#### QUOTED PASSAGE

The GoodData authentication API provides access to the GoodData’s token-based authentication. It uses two distinct tokens to authenticate a user. The first one, called Super-secure token is valid for whole session while the second (so called Temporary token) has a more limited lifespan.
Typically, you only use Temporary token to access resources and refresh them using Super-secure token once it expires.
Login action is the process of obtaining a Super-secure token via GDCAuthSST cookie in response to POST to request to /gdc/account/login resource.
This is how would you request the token with curl:
$ curl --cookie-jar cookies.txt \
--data-binary @- \
--header 'Accept: application/yaml' \
--header 'Content-Type: application/json' \
https://secure.gooddata.com/gdc/account/login <<EOR
{
"postUserLogin" : {
"login" : "user@example.com",
"password" : "S3kr1TZ",
"remember" : "0"
}
}
EOR
---
userLogin:
profile: /gdc/account/profile/409
state: /gdc/account/login/409
You can now look into cookies.txt to check the cookie you’ve obtained. Note that its path would be set to /, so it will now be sent with each request. This will be fixed in future releases.
To obtain the Temporary token, send a GET request to /gdc/account/token. You’ll get an empty response with GDCAuthTT cookie:
$ curl --cookie cookies.txt \ --cookie-jar cookies.txt \ --header 'Accept: application/yaml' \ https://secure.gooddata.com/gdc/account/token --- ''
Once you have the Temporary token, you can access the rest of the API.

#### DATA LISTING
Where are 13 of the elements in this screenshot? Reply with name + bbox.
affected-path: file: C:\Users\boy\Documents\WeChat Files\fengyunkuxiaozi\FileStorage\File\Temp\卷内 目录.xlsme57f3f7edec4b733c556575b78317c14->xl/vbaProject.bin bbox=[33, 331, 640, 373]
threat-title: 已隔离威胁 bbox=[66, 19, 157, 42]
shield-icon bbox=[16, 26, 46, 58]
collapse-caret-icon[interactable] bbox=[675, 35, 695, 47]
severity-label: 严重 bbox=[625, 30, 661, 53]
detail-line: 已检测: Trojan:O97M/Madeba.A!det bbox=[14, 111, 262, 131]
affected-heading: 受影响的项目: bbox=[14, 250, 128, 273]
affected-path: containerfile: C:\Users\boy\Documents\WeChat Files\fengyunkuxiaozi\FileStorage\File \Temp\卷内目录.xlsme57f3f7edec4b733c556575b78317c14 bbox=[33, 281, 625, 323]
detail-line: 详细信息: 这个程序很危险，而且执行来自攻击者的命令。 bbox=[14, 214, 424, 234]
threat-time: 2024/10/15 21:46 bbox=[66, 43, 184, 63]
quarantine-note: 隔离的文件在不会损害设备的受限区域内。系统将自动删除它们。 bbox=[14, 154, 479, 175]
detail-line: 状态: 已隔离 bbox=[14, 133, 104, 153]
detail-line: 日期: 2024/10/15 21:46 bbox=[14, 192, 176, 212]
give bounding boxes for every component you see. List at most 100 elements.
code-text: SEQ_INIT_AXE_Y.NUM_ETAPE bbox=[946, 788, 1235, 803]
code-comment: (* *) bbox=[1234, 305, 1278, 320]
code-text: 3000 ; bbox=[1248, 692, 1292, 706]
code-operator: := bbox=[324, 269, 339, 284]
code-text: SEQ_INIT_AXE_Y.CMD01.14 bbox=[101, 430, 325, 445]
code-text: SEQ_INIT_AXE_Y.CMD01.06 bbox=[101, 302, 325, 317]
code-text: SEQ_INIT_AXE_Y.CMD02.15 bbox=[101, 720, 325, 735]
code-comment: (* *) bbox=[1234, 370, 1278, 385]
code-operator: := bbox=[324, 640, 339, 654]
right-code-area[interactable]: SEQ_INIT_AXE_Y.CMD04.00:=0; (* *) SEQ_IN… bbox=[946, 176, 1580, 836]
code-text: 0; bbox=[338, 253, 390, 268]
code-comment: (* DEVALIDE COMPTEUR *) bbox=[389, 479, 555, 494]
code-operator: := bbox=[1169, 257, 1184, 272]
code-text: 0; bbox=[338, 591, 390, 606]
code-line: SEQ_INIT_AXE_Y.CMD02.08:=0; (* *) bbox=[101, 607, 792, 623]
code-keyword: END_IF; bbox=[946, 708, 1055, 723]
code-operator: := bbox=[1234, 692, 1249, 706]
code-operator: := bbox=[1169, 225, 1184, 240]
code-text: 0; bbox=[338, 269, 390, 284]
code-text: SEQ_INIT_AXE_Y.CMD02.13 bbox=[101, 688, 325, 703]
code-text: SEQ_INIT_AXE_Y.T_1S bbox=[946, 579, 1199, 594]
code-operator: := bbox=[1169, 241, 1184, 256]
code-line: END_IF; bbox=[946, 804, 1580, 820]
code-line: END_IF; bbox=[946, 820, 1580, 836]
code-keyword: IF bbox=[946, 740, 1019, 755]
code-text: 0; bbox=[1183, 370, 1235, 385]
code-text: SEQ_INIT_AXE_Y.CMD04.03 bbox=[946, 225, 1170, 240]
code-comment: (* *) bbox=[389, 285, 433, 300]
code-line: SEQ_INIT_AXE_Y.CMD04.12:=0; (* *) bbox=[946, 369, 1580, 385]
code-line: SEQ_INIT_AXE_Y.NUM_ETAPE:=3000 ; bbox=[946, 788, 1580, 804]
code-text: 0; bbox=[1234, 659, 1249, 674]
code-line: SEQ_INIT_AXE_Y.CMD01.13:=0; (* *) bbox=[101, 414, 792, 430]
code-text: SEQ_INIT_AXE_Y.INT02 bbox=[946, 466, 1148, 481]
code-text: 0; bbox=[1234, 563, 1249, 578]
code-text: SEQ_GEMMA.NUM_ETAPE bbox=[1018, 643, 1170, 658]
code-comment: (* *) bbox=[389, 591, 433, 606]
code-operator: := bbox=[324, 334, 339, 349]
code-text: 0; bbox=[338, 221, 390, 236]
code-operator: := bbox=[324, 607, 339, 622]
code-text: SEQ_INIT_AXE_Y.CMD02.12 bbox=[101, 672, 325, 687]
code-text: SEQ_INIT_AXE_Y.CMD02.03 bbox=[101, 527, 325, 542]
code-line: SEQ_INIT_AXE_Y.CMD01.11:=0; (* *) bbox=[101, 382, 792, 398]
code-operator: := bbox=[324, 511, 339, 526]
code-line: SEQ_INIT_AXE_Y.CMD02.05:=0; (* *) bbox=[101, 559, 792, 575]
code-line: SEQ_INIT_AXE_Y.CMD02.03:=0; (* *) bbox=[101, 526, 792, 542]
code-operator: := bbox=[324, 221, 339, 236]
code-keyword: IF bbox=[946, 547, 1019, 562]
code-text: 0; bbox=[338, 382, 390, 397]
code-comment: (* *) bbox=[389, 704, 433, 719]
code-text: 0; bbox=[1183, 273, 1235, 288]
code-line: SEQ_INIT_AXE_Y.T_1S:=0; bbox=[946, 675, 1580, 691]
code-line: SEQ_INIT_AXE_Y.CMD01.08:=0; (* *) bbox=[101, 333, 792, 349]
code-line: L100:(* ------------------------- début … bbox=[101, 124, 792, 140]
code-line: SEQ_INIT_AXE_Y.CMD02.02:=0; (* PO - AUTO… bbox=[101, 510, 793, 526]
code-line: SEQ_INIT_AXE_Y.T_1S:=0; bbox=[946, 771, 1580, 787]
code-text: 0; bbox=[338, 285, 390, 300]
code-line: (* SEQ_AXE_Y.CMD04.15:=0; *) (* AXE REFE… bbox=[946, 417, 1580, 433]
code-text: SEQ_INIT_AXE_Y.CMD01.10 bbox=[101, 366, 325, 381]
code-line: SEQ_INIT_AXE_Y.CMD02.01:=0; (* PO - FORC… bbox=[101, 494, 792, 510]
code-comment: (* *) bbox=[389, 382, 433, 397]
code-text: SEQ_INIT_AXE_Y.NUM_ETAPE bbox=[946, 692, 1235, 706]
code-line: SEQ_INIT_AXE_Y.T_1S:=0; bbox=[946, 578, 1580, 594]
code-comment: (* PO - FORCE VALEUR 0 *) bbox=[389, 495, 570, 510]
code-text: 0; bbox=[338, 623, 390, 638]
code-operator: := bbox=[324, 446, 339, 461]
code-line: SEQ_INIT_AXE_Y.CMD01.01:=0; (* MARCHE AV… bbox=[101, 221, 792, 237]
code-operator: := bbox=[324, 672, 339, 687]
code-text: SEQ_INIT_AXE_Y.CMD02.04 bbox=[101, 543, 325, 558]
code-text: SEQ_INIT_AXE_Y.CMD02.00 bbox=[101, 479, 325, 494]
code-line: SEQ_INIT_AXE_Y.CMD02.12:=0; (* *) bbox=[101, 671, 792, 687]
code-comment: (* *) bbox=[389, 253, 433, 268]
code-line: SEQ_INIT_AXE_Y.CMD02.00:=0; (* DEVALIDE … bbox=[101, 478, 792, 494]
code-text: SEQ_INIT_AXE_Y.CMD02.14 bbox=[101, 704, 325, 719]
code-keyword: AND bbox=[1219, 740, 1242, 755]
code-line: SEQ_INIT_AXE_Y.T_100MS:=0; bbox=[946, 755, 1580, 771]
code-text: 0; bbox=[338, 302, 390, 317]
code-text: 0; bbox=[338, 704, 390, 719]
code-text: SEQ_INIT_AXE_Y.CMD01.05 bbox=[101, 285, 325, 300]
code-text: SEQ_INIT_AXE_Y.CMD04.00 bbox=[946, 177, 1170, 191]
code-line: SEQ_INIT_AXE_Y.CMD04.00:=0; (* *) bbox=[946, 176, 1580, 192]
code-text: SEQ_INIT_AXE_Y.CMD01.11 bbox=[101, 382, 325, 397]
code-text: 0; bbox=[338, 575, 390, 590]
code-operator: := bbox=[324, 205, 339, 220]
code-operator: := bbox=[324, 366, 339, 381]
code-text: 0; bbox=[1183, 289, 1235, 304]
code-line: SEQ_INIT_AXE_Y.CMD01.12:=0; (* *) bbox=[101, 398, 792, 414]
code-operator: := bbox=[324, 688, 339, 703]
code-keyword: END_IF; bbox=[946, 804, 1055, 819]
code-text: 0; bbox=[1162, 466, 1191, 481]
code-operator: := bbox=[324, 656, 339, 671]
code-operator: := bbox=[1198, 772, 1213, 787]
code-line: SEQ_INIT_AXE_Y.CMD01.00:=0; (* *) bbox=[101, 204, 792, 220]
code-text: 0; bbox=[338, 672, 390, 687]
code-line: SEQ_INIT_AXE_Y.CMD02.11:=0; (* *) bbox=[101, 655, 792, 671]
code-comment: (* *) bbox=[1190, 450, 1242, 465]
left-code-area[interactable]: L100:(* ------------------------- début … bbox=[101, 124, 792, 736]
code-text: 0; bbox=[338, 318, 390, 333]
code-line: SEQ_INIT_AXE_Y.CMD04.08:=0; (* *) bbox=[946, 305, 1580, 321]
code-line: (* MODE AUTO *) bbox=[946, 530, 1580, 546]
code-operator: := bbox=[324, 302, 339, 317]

#### TASKS TO PERFORM
a) Render this sentence from the GoodData authentication page in Spanish: "Once you have the Temporary token, you can access the rest of the API."
b) Carry the GoodData authentication page further, picking up after its final sentence.

#### TASK ANSWERS
a) Una vez que tenga el token temporal, podrá acceder al resto de la API.

b)
$ curl --cookie cookies.txt \
--header 'Accept: application/yaml' \
https://secure.gooddata.com/gdc/md
---
about:
category: MD
links:
-
category: status
link: /gdc/md/status
summary: Status of this resource
title: status
-
category: config
link: /gdc/md/config
summary: Apache settings for this resource
title: config
-
category: project
identifier: FoodMartDemo
link: /gdc/md/FoodMartDemo
summary: FoodMartDemo001
title: FoodMartDemo
...
summary: Metadata Resources
Note that once the Temporary token expires you’ll get a response with status code 401. In that case just need to re-request it by visiting /gdc/account/token and repeat the failing request.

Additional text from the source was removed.